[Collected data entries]

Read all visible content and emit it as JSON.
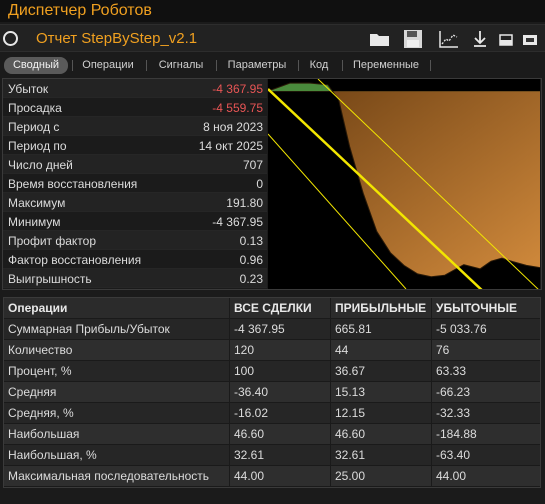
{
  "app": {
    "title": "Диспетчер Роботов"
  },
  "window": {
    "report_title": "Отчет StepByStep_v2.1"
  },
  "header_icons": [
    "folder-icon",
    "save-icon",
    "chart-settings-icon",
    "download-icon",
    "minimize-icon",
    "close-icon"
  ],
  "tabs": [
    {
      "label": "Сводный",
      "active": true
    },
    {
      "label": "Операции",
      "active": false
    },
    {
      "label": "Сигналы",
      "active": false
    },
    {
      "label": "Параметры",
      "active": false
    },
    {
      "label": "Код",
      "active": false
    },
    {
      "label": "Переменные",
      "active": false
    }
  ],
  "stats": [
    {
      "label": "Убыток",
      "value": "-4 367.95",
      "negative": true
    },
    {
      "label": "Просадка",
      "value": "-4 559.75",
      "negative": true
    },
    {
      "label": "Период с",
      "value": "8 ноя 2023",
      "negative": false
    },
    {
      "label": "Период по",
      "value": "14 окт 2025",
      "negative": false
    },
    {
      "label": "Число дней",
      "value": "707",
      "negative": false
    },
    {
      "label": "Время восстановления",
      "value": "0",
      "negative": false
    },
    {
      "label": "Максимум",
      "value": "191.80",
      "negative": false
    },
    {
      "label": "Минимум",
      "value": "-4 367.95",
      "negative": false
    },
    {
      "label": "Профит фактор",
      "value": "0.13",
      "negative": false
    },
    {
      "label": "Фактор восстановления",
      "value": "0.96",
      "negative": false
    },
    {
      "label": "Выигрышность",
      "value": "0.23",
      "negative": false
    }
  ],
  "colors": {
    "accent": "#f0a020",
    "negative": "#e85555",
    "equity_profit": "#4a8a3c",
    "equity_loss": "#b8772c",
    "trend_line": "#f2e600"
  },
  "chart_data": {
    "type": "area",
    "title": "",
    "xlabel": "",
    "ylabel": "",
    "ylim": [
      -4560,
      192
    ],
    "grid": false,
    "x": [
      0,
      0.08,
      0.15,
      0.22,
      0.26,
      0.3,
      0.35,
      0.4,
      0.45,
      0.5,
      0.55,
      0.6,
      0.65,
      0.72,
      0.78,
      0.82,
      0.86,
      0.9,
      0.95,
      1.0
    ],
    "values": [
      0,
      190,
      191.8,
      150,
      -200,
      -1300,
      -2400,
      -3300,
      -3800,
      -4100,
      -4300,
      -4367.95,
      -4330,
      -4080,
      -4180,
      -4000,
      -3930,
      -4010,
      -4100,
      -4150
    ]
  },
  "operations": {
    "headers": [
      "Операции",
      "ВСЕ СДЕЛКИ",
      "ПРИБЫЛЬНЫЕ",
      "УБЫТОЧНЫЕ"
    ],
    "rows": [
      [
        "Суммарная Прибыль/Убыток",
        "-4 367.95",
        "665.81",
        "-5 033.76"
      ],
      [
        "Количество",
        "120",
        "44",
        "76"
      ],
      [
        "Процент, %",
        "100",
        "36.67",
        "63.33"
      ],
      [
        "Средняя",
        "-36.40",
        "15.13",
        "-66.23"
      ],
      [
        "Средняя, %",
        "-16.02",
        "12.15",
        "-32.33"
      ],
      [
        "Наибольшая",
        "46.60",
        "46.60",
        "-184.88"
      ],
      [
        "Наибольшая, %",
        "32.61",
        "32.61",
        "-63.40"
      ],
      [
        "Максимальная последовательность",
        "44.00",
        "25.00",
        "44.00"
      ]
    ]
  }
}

SHORT TASK: Leaving out the pictures, repeat the data above exactly.

ANSWER:
Read all visible content and emit it as JSON.
{
  "app": {
    "title": "Диспетчер Роботов"
  },
  "window": {
    "report_title": "Отчет StepByStep_v2.1"
  },
  "header_icons": [
    "folder-icon",
    "save-icon",
    "chart-settings-icon",
    "download-icon",
    "minimize-icon",
    "close-icon"
  ],
  "tabs": [
    {
      "label": "Сводный",
      "active": true
    },
    {
      "label": "Операции",
      "active": false
    },
    {
      "label": "Сигналы",
      "active": false
    },
    {
      "label": "Параметры",
      "active": false
    },
    {
      "label": "Код",
      "active": false
    },
    {
      "label": "Переменные",
      "active": false
    }
  ],
  "stats": [
    {
      "label": "Убыток",
      "value": "-4 367.95",
      "negative": true
    },
    {
      "label": "Просадка",
      "value": "-4 559.75",
      "negative": true
    },
    {
      "label": "Период с",
      "value": "8 ноя 2023",
      "negative": false
    },
    {
      "label": "Период по",
      "value": "14 окт 2025",
      "negative": false
    },
    {
      "label": "Число дней",
      "value": "707",
      "negative": false
    },
    {
      "label": "Время восстановления",
      "value": "0",
      "negative": false
    },
    {
      "label": "Максимум",
      "value": "191.80",
      "negative": false
    },
    {
      "label": "Минимум",
      "value": "-4 367.95",
      "negative": false
    },
    {
      "label": "Профит фактор",
      "value": "0.13",
      "negative": false
    },
    {
      "label": "Фактор восстановления",
      "value": "0.96",
      "negative": false
    },
    {
      "label": "Выигрышность",
      "value": "0.23",
      "negative": false
    }
  ],
  "colors": {
    "accent": "#f0a020",
    "negative": "#e85555",
    "equity_profit": "#4a8a3c",
    "equity_loss": "#b8772c",
    "trend_line": "#f2e600"
  },
  "chart_data": {
    "type": "area",
    "title": "",
    "xlabel": "",
    "ylabel": "",
    "ylim": [
      -4560,
      192
    ],
    "grid": false,
    "x": [
      0,
      0.08,
      0.15,
      0.22,
      0.26,
      0.3,
      0.35,
      0.4,
      0.45,
      0.5,
      0.55,
      0.6,
      0.65,
      0.72,
      0.78,
      0.82,
      0.86,
      0.9,
      0.95,
      1.0
    ],
    "values": [
      0,
      190,
      191.8,
      150,
      -200,
      -1300,
      -2400,
      -3300,
      -3800,
      -4100,
      -4300,
      -4367.95,
      -4330,
      -4080,
      -4180,
      -4000,
      -3930,
      -4010,
      -4100,
      -4150
    ]
  },
  "operations": {
    "headers": [
      "Операции",
      "ВСЕ СДЕЛКИ",
      "ПРИБЫЛЬНЫЕ",
      "УБЫТОЧНЫЕ"
    ],
    "rows": [
      [
        "Суммарная Прибыль/Убыток",
        "-4 367.95",
        "665.81",
        "-5 033.76"
      ],
      [
        "Количество",
        "120",
        "44",
        "76"
      ],
      [
        "Процент, %",
        "100",
        "36.67",
        "63.33"
      ],
      [
        "Средняя",
        "-36.40",
        "15.13",
        "-66.23"
      ],
      [
        "Средняя, %",
        "-16.02",
        "12.15",
        "-32.33"
      ],
      [
        "Наибольшая",
        "46.60",
        "46.60",
        "-184.88"
      ],
      [
        "Наибольшая, %",
        "32.61",
        "32.61",
        "-63.40"
      ],
      [
        "Максимальная последовательность",
        "44.00",
        "25.00",
        "44.00"
      ]
    ]
  }
}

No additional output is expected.